Exercise goal =>
Pull out every line below that contains the word "JSON".

Source material =>
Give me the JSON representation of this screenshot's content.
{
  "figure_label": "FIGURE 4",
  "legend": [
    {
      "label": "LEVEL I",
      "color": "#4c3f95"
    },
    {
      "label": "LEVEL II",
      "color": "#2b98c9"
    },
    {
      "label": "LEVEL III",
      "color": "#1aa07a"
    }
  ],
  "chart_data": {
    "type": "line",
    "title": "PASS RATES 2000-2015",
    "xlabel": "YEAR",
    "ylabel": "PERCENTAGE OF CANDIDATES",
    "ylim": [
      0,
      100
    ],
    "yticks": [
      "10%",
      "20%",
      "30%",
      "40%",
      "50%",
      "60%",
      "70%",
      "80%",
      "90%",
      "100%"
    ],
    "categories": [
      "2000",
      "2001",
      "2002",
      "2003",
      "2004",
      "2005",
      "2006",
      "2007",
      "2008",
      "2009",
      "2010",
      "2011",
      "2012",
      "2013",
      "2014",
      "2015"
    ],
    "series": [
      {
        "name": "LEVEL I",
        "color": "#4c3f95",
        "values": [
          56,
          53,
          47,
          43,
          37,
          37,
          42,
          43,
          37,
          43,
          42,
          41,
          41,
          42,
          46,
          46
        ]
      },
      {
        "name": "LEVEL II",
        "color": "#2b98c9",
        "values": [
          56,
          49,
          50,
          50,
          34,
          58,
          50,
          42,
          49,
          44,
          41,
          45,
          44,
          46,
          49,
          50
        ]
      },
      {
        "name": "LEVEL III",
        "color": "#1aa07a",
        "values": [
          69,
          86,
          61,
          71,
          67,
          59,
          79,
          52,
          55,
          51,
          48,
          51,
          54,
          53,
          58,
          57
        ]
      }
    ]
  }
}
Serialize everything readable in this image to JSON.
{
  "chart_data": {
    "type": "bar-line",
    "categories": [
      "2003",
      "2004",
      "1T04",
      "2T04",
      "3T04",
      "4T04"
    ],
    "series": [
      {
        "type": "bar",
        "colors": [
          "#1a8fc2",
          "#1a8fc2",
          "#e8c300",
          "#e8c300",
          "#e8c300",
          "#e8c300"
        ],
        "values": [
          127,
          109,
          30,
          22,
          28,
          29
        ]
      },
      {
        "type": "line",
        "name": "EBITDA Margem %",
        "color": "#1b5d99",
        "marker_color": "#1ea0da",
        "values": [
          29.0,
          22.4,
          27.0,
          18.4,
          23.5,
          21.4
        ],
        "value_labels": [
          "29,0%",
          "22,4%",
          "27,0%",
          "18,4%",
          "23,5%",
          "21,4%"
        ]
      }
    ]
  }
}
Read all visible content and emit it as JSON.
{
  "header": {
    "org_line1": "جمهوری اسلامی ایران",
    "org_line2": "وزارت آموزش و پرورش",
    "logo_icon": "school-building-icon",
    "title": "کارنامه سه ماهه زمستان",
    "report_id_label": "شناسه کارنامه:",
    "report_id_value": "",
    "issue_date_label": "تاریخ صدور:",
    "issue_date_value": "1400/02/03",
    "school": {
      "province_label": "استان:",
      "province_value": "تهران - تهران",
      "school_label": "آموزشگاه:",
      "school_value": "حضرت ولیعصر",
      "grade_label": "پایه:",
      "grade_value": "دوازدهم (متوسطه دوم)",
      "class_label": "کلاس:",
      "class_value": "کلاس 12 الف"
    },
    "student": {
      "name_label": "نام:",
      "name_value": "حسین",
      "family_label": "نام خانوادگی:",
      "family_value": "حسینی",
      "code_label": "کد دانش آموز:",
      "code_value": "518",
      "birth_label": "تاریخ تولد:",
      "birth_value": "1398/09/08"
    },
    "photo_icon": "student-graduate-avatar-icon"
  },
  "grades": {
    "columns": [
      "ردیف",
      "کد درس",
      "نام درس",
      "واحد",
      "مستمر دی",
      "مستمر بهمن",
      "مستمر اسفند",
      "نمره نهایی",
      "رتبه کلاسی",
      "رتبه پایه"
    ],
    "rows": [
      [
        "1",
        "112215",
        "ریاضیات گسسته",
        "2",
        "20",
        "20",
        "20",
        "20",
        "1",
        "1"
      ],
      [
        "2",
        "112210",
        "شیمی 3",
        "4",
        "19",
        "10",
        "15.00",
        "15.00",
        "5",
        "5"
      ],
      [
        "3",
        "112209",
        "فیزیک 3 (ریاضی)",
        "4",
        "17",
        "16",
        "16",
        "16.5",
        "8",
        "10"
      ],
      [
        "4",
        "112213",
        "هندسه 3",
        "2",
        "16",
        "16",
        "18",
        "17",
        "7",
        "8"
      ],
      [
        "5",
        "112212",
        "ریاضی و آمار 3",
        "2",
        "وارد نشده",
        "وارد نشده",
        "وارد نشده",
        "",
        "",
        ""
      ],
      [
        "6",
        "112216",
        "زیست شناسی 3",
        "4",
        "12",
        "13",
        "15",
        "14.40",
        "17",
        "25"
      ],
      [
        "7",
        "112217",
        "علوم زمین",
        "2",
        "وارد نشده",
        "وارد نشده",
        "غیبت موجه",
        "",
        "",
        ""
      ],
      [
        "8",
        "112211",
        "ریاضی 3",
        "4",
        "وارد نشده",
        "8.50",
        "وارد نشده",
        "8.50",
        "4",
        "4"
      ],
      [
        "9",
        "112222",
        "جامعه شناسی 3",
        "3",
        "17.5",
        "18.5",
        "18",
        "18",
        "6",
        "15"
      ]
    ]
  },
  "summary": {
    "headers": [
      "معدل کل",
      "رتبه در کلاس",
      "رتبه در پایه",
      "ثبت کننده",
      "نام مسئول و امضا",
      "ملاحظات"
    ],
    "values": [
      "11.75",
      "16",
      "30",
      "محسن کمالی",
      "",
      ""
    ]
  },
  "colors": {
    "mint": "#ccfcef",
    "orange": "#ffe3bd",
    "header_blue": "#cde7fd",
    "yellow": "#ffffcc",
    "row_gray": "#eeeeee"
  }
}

Worked answer =>
Give me the JSON representation of this screenshot's content.
Serialize everything readable in this image to JSON.
Read all visible content and emit it as JSON.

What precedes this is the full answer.